* **INSTRUCTION**: Gather all lines with "must" from the records.
——————
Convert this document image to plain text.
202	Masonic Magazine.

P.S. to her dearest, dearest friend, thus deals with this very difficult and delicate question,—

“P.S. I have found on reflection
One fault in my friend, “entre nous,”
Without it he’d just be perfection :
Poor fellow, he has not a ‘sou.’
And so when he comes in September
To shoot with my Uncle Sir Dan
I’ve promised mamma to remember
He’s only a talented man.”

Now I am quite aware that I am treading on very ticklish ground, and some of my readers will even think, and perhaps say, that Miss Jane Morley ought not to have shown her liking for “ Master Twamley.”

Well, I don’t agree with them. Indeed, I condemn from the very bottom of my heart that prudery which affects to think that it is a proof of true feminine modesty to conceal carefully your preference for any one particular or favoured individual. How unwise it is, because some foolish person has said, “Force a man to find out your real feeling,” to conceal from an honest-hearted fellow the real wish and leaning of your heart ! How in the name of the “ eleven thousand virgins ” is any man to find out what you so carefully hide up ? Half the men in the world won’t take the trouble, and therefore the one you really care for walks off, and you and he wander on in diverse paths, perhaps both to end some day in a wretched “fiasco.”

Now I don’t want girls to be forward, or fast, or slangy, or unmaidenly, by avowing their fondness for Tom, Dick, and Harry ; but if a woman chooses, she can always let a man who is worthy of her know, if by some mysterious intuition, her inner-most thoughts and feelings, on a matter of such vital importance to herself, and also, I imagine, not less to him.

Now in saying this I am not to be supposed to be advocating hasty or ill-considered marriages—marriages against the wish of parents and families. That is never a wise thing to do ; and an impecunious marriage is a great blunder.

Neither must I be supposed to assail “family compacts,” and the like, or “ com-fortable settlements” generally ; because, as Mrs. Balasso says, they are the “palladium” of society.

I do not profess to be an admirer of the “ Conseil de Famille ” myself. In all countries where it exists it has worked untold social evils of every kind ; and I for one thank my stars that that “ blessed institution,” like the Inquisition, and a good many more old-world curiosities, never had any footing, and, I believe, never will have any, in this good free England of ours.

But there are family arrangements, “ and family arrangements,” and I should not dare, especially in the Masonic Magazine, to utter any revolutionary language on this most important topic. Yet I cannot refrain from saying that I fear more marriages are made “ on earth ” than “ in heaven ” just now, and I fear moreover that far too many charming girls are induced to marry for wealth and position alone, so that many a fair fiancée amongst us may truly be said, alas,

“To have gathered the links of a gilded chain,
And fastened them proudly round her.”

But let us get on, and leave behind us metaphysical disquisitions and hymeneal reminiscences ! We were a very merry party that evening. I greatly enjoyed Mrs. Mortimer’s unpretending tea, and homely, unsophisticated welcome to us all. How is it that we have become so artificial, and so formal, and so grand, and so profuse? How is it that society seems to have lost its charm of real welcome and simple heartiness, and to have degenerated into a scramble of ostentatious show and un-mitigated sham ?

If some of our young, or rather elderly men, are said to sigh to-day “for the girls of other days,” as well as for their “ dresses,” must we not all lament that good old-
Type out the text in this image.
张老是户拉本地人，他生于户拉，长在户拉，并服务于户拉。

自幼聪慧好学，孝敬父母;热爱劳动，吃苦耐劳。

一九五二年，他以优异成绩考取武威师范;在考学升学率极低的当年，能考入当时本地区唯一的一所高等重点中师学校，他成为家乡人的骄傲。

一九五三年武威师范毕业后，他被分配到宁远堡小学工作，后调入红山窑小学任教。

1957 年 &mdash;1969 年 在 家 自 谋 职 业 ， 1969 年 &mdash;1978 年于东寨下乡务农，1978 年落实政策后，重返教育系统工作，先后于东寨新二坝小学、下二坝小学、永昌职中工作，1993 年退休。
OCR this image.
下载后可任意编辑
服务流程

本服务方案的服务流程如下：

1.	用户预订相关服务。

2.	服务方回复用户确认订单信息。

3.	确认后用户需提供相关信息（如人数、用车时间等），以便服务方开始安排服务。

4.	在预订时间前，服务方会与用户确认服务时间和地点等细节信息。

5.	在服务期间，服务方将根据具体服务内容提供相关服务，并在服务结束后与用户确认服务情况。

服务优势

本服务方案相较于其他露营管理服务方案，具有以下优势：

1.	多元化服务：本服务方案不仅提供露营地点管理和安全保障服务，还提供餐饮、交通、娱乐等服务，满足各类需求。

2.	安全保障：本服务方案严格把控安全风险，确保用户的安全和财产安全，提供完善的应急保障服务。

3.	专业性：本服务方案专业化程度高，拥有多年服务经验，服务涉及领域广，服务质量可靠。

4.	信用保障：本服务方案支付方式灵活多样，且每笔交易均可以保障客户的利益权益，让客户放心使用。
——————
* **FINAL ANSWER**:
Neither must I be supposed to assail “family compacts,” and the like, or “ com-fortable settlements” generally ; because, as Mrs. Balasso says, they are the “palladium” of society.
If some of our young, or rather elderly men, are said to sigh to-day “for the girls of other days,” as well as for their “ dresses,” must we not all lament that good old-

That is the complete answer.